WORK INSTRUCTIONS = Lines containing the word "make" are to be located and copied.

EXERCISE MATERIALS =
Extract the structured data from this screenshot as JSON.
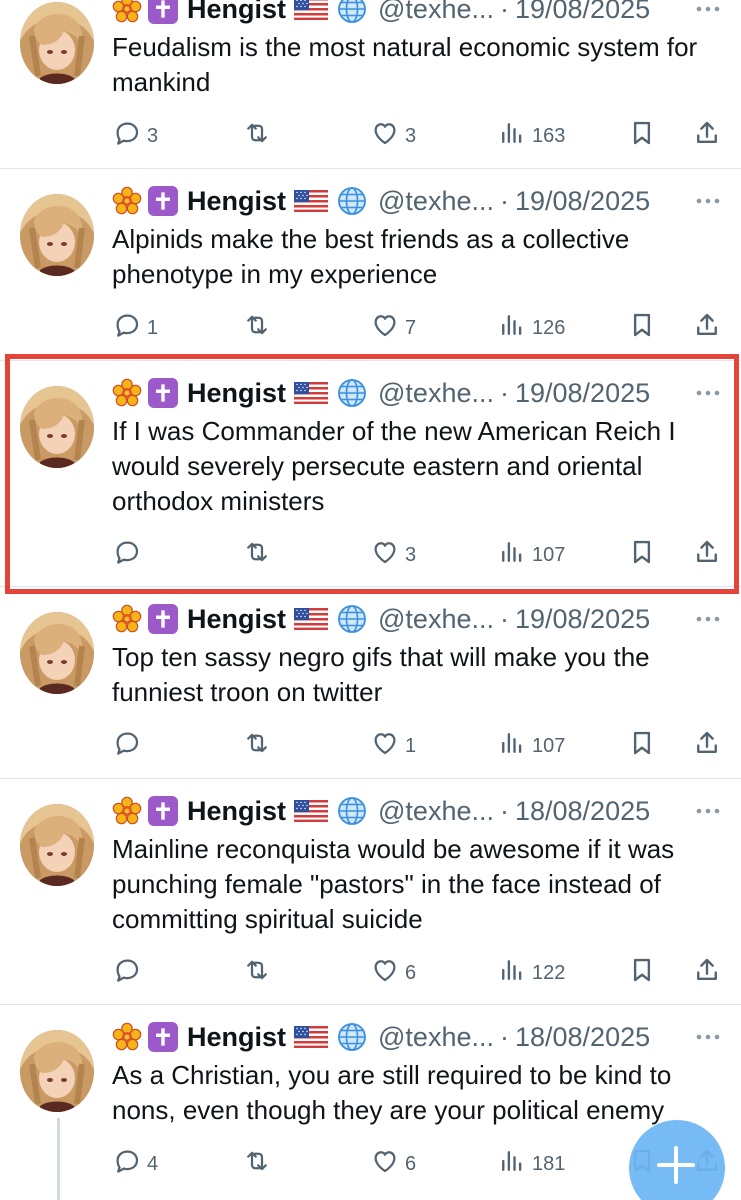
{
  "colors": {
    "text": "#0f1419",
    "muted": "#536471",
    "highlight_border": "#e5443a",
    "fab": "#6cb6f5",
    "cross_badge": "#9b59c9"
  },
  "tweets": [
    {
      "name": "Hengist",
      "handle": "@texhe...",
      "separator": "·",
      "date": "19/08/2025",
      "text": "Feudalism is the most natural economic system for mankind",
      "replies": "3",
      "retweets": "",
      "likes": "3",
      "views": "163"
    },
    {
      "name": "Hengist",
      "handle": "@texhe...",
      "separator": "·",
      "date": "19/08/2025",
      "text": "Alpinids make the best friends as a collective phenotype in my experience",
      "replies": "1",
      "retweets": "",
      "likes": "7",
      "views": "126"
    },
    {
      "name": "Hengist",
      "handle": "@texhe...",
      "separator": "·",
      "date": "19/08/2025",
      "text": "If I was Commander of the new American Reich I would severely persecute eastern and oriental orthodox ministers",
      "replies": "",
      "retweets": "",
      "likes": "3",
      "views": "107"
    },
    {
      "name": "Hengist",
      "handle": "@texhe...",
      "separator": "·",
      "date": "19/08/2025",
      "text": "Top ten sassy negro gifs that will make you the funniest troon on twitter",
      "replies": "",
      "retweets": "",
      "likes": "1",
      "views": "107"
    },
    {
      "name": "Hengist",
      "handle": "@texhe...",
      "separator": "·",
      "date": "18/08/2025",
      "text": "Mainline reconquista would be awesome if it was punching female \"pastors\" in the face instead of committing spiritual suicide",
      "replies": "",
      "retweets": "",
      "likes": "6",
      "views": "122"
    },
    {
      "name": "Hengist",
      "handle": "@texhe...",
      "separator": "·",
      "date": "18/08/2025",
      "text": "As a Christian, you are still required to be kind to nons, even though they are your political enemy",
      "replies": "4",
      "retweets": "",
      "likes": "6",
      "views": "181"
    }
  ],
  "icons": {
    "badge_1": "flower-icon",
    "badge_2": "cross-icon",
    "flag": "us-flag-icon",
    "globe": "globe-icon",
    "more": "more-icon",
    "reply": "reply-icon",
    "retweet": "retweet-icon",
    "like": "heart-icon",
    "views": "views-icon",
    "bookmark": "bookmark-icon",
    "share": "share-icon",
    "compose": "compose-plus-icon"
  }
}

REPLY TO THE EXERCISE =
      "text": "Alpinids make the best friends as a collective phenotype in my experience",
      "text": "Top ten sassy negro gifs that will make you the funniest troon on twitter",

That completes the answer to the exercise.